* TASK STATEMENT:
Below is a listing; reproduce each line of it exactly.

·····

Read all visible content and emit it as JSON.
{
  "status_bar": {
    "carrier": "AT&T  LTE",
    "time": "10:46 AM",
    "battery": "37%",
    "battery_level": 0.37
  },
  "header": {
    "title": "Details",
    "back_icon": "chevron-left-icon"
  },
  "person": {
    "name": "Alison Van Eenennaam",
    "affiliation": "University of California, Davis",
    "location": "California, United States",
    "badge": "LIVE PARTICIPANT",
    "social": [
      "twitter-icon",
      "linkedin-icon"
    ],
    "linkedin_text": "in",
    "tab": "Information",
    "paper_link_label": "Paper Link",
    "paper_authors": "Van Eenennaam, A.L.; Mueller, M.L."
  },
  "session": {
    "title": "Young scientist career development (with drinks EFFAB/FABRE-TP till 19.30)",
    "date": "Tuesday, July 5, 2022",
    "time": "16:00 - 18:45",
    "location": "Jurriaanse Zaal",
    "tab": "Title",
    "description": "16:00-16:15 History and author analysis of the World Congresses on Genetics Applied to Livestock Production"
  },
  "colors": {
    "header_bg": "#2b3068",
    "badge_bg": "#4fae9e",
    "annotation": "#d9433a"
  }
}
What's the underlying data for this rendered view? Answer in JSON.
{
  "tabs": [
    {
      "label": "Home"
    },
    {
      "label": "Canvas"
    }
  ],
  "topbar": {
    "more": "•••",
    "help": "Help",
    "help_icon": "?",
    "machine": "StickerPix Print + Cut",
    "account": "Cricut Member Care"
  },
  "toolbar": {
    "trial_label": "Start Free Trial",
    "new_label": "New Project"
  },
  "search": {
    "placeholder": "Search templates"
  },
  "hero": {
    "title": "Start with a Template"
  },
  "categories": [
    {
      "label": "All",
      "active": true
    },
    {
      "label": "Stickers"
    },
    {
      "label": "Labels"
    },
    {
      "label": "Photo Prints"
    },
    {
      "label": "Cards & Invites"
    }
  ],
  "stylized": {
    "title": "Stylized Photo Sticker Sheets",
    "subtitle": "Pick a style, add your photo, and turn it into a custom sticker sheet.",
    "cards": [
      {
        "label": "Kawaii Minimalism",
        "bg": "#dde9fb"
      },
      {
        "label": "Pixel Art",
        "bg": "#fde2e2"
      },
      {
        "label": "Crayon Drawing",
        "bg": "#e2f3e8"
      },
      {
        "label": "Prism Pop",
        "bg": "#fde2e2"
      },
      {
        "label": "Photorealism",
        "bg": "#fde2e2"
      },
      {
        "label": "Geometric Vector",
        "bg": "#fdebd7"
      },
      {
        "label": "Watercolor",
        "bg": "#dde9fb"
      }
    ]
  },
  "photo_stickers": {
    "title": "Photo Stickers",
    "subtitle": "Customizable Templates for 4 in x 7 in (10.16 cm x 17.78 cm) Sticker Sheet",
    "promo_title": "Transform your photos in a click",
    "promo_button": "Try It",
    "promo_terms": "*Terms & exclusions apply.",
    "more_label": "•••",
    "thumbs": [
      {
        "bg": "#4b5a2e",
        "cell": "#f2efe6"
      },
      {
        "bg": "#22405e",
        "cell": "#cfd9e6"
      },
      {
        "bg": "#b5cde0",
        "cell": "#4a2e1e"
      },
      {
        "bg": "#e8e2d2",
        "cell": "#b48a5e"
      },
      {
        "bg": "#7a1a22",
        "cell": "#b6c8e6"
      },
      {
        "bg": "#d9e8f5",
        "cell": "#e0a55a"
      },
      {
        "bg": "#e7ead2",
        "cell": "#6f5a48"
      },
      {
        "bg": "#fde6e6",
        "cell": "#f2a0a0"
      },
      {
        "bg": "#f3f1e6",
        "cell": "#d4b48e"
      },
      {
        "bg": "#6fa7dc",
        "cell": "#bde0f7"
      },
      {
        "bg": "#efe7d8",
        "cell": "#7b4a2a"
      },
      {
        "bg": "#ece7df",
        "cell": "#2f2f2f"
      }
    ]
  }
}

·····

* WRITTEN REPLY:
Read all visible content and emit it as JSON.
{
  "status_bar": {
    "carrier": "AT&T  LTE",
    "time": "10:46 AM",
    "battery": "37%",
    "battery_level": 0.37
  },
  "header": {
    "title": "Details",
    "back_icon": "chevron-left-icon"
  },
  "person": {
    "name": "Alison Van Eenennaam",
    "affiliation": "University of California, Davis",
    "location": "California, United States",
    "badge": "LIVE PARTICIPANT",
    "social": [
      "twitter-icon",
      "linkedin-icon"
    ],
    "linkedin_text": "in",
    "tab": "Information",
    "paper_link_label": "Paper Link",
    "paper_authors": "Van Eenennaam, A.L.; Mueller, M.L."
  },
  "session": {
    "title": "Young scientist career development (with drinks EFFAB/FABRE-TP till 19.30)",
    "date": "Tuesday, July 5, 2022",
    "time": "16:00 - 18:45",
    "location": "Jurriaanse Zaal",
    "tab": "Title",
    "description": "16:00-16:15 History and author analysis of the World Congresses on Genetics Applied to Livestock Production"
  },
  "colors": {
    "header_bg": "#2b3068",
    "badge_bg": "#4fae9e",
    "annotation": "#d9433a"
  }
}
What's the underlying data for this rendered view? Answer in JSON.
{
  "tabs": [
    {
      "label": "Home"
    },
    {
      "label": "Canvas"
    }
  ],
  "topbar": {
    "more": "•••",
    "help": "Help",
    "help_icon": "?",
    "machine": "StickerPix Print + Cut",
    "account": "Cricut Member Care"
  },
  "toolbar": {
    "trial_label": "Start Free Trial",
    "new_label": "New Project"
  },
  "search": {
    "placeholder": "Search templates"
  },
  "hero": {
    "title": "Start with a Template"
  },
  "categories": [
    {
      "label": "All",
      "active": true
    },
    {
      "label": "Stickers"
    },
    {
      "label": "Labels"
    },
    {
      "label": "Photo Prints"
    },
    {
      "label": "Cards & Invites"
    }
  ],
  "stylized": {
    "title": "Stylized Photo Sticker Sheets",
    "subtitle": "Pick a style, add your photo, and turn it into a custom sticker sheet.",
    "cards": [
      {
        "label": "Kawaii Minimalism",
        "bg": "#dde9fb"
      },
      {
        "label": "Pixel Art",
        "bg": "#fde2e2"
      },
      {
        "label": "Crayon Drawing",
        "bg": "#e2f3e8"
      },
      {
        "label": "Prism Pop",
        "bg": "#fde2e2"
      },
      {
        "label": "Photorealism",
        "bg": "#fde2e2"
      },
      {
        "label": "Geometric Vector",
        "bg": "#fdebd7"
      },
      {
        "label": "Watercolor",
        "bg": "#dde9fb"
      }
    ]
  },
  "photo_stickers": {
    "title": "Photo Stickers",
    "subtitle": "Customizable Templates for 4 in x 7 in (10.16 cm x 17.78 cm) Sticker Sheet",
    "promo_title": "Transform your photos in a click",
    "promo_button": "Try It",
    "promo_terms": "*Terms & exclusions apply.",
    "more_label": "•••",
    "thumbs": [
      {
        "bg": "#4b5a2e",
        "cell": "#f2efe6"
      },
      {
        "bg": "#22405e",
        "cell": "#cfd9e6"
      },
      {
        "bg": "#b5cde0",
        "cell": "#4a2e1e"
      },
      {
        "bg": "#e8e2d2",
        "cell": "#b48a5e"
      },
      {
        "bg": "#7a1a22",
        "cell": "#b6c8e6"
      },
      {
        "bg": "#d9e8f5",
        "cell": "#e0a55a"
      },
      {
        "bg": "#e7ead2",
        "cell": "#6f5a48"
      },
      {
        "bg": "#fde6e6",
        "cell": "#f2a0a0"
      },
      {
        "bg": "#f3f1e6",
        "cell": "#d4b48e"
      },
      {
        "bg": "#6fa7dc",
        "cell": "#bde0f7"
      },
      {
        "bg": "#efe7d8",
        "cell": "#7b4a2a"
      },
      {
        "bg": "#ece7df",
        "cell": "#2f2f2f"
      }
    ]
  }
}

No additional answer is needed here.